***** Text shown *****
Bucket (Pixart-alpha, Open-Sora): This method packages data of different resolutions into buckets, sampling batches from each bucket to ensure same resolution within each batch. It requires minimal code modifications to the model, mainly adjusting the data sampling strategy.

Pad-mask (FiT, our v1.0/v1.1): This method sets a maximum resolution and pads all data to this resolution, generating a corresponding mask. Although the approach is straightforward, it is computationally inefficient.

We believe that current video generation models are still in an exploratory phase. Extensive modifications to model code during this period can incur unnecessary development costs. The pad-mask method, while straightforward, is computationally inefficient and can waste resources in video, which involves dense computations. Ultimately, we chose the bucket strategy, which requires no modifications to the model code. Next, we will explain how our bucket strategy supports arbitrary lengths and resolutions. For simplicity, we will use video duration as an example:

We define a megabatch as the total data processed in a single step across all GPUs. A megabatch can be divided into multiple batches, with each batch corresponding to the data processed by a single GPU.

Sort by frame: The first step is to count the number of frames in all video data and sort them. This step aims to group similar data together, with sorting being one method to achieve this.

Group megabatch: Next, all data is divided into groups, each forming a megabatch. Since all data is pre-sorted, most videos within a megabatch have the same number of frames. However, there will always be boundary cases, such as having both 61-frame and 1-frame videos in a single megabatch.

Re-organize megabatch: We re-organize these special megabatches, which actually constitute a small proportion. We randomly replace the minority data in the megabatch with the majority data, thus re-organizing it into a megabatch with same frame counts.

Shuffle megabatch: To ensure data randomness, we shuffle both within each megabatch and between different megabatches.
***** Stored data *****
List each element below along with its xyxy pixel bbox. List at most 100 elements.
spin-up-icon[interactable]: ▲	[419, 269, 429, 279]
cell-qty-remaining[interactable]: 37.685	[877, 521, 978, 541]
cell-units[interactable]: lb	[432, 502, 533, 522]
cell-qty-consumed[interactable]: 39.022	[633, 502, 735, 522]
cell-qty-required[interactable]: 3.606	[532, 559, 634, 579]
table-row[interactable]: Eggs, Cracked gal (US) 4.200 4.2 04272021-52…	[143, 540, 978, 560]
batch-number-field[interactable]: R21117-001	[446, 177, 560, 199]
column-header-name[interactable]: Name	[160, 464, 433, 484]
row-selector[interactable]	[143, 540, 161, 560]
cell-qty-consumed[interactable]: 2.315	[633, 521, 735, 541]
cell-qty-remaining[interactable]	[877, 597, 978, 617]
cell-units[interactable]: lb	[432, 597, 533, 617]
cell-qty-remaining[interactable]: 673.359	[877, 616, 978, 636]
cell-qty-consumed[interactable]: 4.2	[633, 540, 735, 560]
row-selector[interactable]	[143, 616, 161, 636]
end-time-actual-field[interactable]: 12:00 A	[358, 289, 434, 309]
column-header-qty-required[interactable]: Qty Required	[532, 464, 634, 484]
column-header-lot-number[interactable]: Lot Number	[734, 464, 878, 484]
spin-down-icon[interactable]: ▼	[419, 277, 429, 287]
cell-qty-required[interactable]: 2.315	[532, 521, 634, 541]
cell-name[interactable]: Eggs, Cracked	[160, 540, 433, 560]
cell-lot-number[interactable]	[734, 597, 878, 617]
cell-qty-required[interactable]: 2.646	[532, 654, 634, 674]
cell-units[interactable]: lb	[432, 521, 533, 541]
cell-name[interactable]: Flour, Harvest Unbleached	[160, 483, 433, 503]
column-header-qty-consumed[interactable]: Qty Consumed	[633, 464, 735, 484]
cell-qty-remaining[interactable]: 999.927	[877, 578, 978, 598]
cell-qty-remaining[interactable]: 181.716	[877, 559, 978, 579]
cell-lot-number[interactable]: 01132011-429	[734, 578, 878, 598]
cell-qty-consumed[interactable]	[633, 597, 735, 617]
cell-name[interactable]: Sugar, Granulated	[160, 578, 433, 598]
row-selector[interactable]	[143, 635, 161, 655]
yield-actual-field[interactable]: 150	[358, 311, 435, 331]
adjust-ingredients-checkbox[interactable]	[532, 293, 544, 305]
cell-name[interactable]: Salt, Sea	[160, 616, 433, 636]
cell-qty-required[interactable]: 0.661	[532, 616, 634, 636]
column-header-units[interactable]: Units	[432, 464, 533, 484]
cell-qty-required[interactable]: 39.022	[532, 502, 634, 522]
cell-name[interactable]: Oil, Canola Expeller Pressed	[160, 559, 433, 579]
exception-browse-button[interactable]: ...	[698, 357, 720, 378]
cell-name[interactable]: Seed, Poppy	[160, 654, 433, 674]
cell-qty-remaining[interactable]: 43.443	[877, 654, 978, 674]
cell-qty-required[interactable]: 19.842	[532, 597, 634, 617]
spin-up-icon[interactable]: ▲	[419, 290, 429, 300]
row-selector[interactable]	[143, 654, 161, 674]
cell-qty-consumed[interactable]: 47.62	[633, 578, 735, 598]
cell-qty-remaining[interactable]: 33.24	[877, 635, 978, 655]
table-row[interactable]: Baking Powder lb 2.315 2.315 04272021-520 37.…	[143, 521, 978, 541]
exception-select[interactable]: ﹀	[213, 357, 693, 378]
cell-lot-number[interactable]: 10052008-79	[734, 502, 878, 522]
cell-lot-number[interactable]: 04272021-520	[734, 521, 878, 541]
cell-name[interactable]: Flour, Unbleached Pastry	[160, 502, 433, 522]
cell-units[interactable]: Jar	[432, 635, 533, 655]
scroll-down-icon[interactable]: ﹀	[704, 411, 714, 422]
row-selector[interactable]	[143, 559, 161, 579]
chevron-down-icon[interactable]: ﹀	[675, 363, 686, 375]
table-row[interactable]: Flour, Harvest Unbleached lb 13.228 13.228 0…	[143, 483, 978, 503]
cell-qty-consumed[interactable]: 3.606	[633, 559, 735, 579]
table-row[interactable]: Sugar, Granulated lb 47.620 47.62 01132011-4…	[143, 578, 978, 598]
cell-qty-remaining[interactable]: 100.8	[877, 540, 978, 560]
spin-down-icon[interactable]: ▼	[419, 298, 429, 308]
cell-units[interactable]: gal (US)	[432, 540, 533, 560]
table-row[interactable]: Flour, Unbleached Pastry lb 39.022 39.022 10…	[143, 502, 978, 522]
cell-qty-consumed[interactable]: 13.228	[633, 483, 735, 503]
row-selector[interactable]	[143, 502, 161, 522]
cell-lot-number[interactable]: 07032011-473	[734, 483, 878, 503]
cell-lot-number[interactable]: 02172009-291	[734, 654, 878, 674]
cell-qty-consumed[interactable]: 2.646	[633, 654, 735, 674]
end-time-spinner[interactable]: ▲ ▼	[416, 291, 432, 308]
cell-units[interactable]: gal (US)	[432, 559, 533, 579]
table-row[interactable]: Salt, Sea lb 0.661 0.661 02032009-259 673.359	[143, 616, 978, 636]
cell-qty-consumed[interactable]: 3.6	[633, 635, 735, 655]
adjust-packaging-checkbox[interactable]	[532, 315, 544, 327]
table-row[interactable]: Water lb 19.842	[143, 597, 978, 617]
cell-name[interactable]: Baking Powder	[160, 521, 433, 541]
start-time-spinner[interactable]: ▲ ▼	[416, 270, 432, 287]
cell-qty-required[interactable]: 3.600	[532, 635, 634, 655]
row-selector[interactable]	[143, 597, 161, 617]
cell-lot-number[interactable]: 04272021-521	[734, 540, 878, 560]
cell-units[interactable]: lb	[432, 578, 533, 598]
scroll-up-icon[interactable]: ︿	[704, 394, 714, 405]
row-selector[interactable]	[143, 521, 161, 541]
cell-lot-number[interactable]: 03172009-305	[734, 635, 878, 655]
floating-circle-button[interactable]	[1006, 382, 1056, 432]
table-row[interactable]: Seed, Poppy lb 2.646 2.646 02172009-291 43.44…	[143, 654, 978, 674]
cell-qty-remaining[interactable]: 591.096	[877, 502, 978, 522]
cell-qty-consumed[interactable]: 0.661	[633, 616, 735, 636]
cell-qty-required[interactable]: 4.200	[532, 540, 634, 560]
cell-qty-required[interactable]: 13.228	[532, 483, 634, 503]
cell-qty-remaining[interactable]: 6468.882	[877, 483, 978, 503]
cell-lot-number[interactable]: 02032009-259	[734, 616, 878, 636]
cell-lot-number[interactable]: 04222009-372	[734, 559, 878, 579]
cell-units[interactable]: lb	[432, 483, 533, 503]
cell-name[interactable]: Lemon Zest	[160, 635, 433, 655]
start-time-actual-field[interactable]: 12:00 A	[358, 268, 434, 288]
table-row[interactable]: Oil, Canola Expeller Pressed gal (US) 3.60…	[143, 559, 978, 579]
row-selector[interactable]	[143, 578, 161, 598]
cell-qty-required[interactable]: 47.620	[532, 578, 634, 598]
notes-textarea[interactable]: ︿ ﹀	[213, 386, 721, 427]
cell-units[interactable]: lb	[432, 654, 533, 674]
*****
Work to do: Update the text on bucketing video data from "We believe that" up to and including "a single GPU.", with "bucket strategy" changed to "bucketing strategy".

Exercise answer:
We believe that current video generation models are still in an exploratory phase. Extensive modifications to model code during this period can incur unnecessary development costs. The pad-mask method, while straightforward, is computationally inefficient and can waste resources in video, which involves dense computations. Ultimately, we chose the bucketing strategy, which requires no modifications to the model code. Next, we will explain how our bucketing strategy supports arbitrary lengths and resolutions. For simplicity, we will use video duration as an example:

We define a megabatch as the total data processed in a single step across all GPUs. A megabatch can be divided into multiple batches, with each batch corresponding to the data processed by a single GPU.